----- Data excerpts -----
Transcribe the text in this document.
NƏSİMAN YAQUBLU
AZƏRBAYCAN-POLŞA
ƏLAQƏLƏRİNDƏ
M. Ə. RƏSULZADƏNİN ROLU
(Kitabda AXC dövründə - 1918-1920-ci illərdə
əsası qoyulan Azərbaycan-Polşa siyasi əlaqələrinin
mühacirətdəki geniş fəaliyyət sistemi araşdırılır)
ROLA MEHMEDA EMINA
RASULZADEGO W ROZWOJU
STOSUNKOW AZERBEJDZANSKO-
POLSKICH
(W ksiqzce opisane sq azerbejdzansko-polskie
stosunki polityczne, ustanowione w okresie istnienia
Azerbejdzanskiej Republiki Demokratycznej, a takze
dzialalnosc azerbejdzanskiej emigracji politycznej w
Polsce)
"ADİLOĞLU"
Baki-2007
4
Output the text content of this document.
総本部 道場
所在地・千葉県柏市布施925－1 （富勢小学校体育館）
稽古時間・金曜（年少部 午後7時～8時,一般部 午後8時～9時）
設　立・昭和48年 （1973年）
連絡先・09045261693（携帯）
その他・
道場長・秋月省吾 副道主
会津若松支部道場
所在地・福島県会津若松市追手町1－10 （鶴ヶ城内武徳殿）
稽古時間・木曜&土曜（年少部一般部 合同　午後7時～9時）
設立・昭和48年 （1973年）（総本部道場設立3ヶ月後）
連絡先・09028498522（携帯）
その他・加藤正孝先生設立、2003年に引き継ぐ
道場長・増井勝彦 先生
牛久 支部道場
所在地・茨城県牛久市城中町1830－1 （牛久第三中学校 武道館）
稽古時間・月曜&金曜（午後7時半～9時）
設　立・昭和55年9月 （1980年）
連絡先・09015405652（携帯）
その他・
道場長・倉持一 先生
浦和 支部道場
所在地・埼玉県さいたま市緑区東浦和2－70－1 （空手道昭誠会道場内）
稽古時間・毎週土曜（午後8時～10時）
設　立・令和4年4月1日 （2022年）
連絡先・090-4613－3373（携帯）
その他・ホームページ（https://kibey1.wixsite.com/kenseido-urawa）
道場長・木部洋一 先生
-----
Write each line above out exactly.

Transcribe the text in this document.
NƏSİMAN YAQUBLU
AZƏRBAYCAN-POLŞA
ƏLAQƏLƏRİNDƏ
M. Ə. RƏSULZADƏNİN ROLU
(Kitabda AXC dövründə - 1918-1920-ci illərdə
əsası qoyulan Azərbaycan-Polşa siyasi əlaqələrinin
mühacirətdəki geniş fəaliyyət sistemi araşdırılır)
ROLA MEHMEDA EMINA
RASULZADEGO W ROZWOJU
STOSUNKOW AZERBEJDZANSKO-
POLSKICH
(W ksiqzce opisane sq azerbejdzansko-polskie
stosunki polityczne, ustanowione w okresie istnienia
Azerbejdzanskiej Republiki Demokratycznej, a takze
dzialalnosc azerbejdzanskiej emigracji politycznej w
Polsce)
"ADİLOĞLU"
Baki-2007
4
Output the text content of this document.
総本部 道場
所在地・千葉県柏市布施925－1 （富勢小学校体育館）
稽古時間・金曜（年少部 午後7時～8時,一般部 午後8時～9時）
設　立・昭和48年 （1973年）
連絡先・09045261693（携帯）
その他・
道場長・秋月省吾 副道主
会津若松支部道場
所在地・福島県会津若松市追手町1－10 （鶴ヶ城内武徳殿）
稽古時間・木曜&土曜（年少部一般部 合同　午後7時～9時）
設立・昭和48年 （1973年）（総本部道場設立3ヶ月後）
連絡先・09028498522（携帯）
その他・加藤正孝先生設立、2003年に引き継ぐ
道場長・増井勝彦 先生
牛久 支部道場
所在地・茨城県牛久市城中町1830－1 （牛久第三中学校 武道館）
稽古時間・月曜&金曜（午後7時半～9時）
設　立・昭和55年9月 （1980年）
連絡先・09015405652（携帯）
その他・
道場長・倉持一 先生
浦和 支部道場
所在地・埼玉県さいたま市緑区東浦和2－70－1 （空手道昭誠会道場内）
稽古時間・毎週土曜（午後8時～10時）
設　立・令和4年4月1日 （2022年）
連絡先・090-4613－3373（携帯）
その他・ホームページ（https://kibey1.wixsite.com/kenseido-urawa）
道場長・木部洋一 先生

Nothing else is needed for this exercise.